■ **GOAL OF THE EXERCISE**:
Go through the listing below and gather every line with the word "this".
□ □ □ □ □ □ □
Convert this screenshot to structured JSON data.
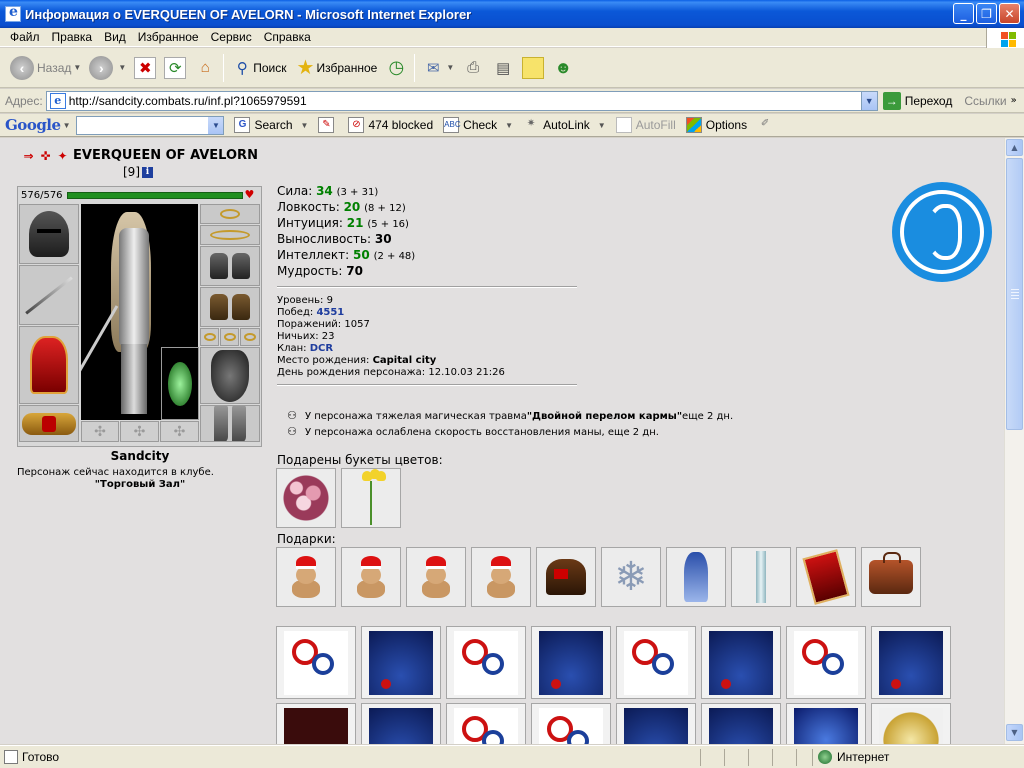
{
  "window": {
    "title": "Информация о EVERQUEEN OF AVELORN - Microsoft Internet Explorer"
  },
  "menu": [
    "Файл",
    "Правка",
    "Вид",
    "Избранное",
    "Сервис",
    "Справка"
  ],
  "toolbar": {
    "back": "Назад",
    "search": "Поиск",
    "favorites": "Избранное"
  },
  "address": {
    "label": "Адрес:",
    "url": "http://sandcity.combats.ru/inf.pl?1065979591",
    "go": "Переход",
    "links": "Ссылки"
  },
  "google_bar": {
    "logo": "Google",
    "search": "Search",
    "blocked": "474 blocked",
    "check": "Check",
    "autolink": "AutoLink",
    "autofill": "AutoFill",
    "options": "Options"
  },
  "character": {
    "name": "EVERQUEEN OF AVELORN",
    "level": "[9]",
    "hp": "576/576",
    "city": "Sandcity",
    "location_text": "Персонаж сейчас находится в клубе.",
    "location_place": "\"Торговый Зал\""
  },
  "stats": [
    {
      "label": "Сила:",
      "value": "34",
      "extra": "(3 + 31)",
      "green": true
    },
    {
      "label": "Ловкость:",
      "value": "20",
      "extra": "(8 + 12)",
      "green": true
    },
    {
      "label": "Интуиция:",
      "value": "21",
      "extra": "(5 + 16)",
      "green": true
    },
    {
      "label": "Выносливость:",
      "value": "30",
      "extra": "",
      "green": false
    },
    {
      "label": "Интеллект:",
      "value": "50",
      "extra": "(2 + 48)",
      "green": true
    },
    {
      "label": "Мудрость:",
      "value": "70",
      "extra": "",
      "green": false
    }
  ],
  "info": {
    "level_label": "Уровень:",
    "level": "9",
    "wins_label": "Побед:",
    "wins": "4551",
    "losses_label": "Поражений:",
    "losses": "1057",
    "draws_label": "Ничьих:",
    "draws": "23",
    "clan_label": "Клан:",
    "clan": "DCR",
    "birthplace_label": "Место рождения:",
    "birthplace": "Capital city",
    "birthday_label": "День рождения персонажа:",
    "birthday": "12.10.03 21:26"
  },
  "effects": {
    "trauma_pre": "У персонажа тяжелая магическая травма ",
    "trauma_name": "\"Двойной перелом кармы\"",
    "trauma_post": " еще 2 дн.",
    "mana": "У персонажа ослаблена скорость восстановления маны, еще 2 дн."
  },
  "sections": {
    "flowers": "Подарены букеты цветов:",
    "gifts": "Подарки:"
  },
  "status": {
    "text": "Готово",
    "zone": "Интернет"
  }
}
□ □ □ □ □ □ □
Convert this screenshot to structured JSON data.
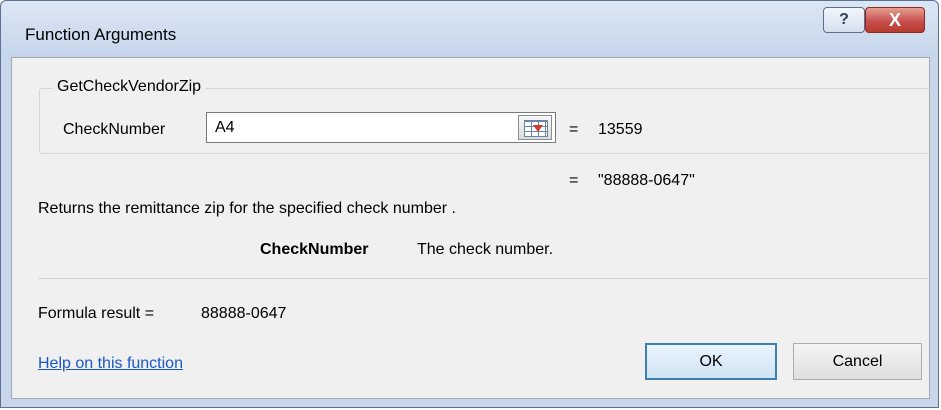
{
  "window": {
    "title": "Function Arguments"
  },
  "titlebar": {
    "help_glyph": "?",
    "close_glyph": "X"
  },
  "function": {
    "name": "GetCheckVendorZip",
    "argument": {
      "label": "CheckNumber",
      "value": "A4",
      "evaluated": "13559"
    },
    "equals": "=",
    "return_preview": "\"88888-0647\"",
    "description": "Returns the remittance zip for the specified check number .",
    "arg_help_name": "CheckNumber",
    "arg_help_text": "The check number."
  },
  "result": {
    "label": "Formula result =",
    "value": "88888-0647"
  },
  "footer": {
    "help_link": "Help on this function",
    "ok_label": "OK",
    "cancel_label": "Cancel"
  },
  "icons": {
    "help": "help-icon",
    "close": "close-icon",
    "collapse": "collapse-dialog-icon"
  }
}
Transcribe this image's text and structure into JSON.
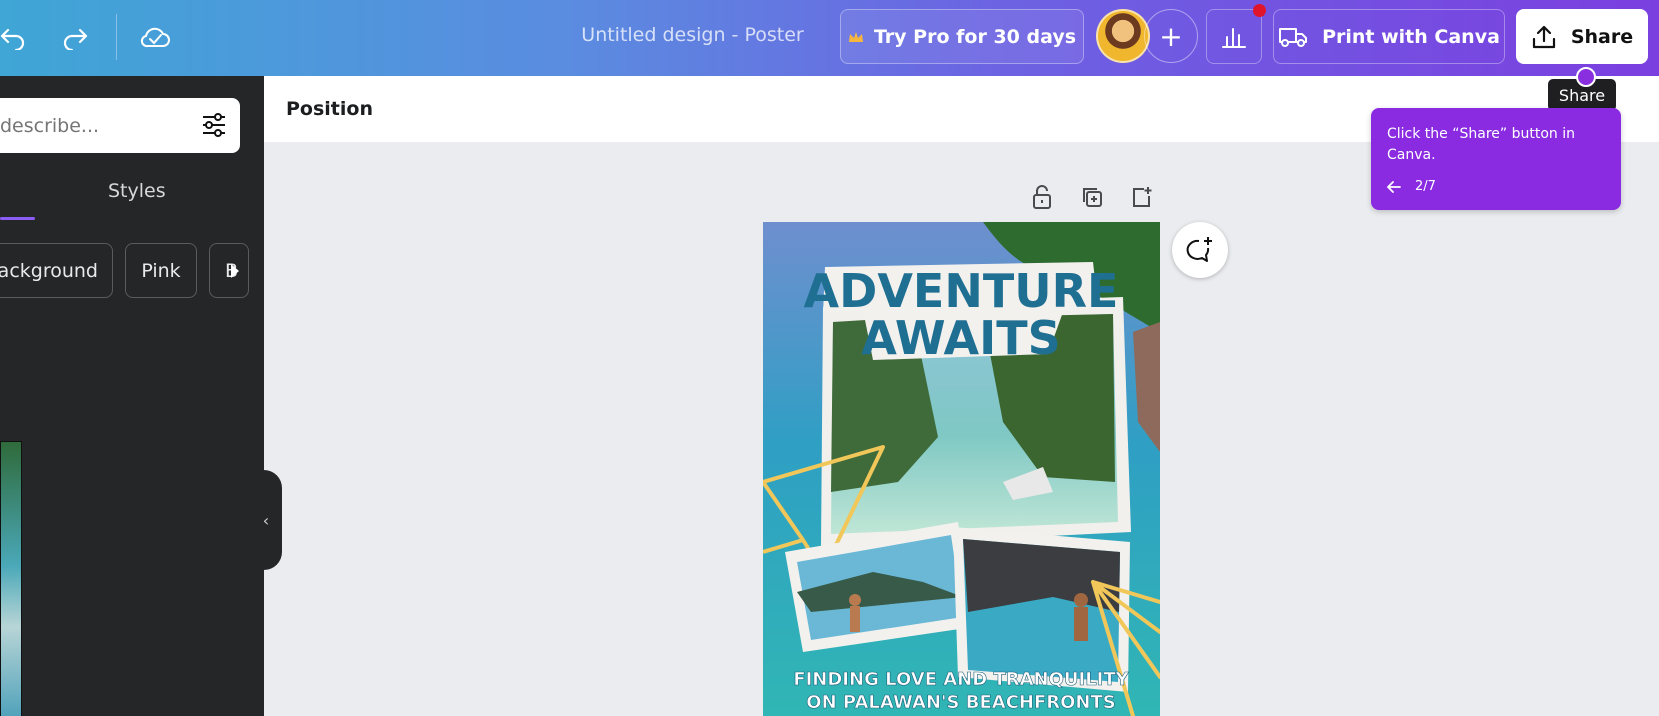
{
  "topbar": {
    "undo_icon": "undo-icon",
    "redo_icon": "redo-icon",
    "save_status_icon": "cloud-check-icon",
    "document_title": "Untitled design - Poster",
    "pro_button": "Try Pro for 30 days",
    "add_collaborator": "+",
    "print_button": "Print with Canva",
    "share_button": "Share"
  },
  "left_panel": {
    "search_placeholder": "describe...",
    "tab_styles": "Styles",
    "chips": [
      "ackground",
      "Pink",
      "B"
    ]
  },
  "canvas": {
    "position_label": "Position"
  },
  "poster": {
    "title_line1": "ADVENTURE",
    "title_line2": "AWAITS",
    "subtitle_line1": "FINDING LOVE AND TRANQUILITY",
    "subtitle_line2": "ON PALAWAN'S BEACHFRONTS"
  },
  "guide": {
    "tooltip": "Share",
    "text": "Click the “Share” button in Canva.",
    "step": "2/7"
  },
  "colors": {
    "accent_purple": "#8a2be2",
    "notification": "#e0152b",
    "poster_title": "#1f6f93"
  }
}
□ □ □ □ □ □ □
■ **TASK OUTPUT**:
Convert this screenshot to structured JSON data.
Convert this screenshot to structured JSON data.
    "help_link": "Help on this function",
Transcribe this image's text and structure into JSON.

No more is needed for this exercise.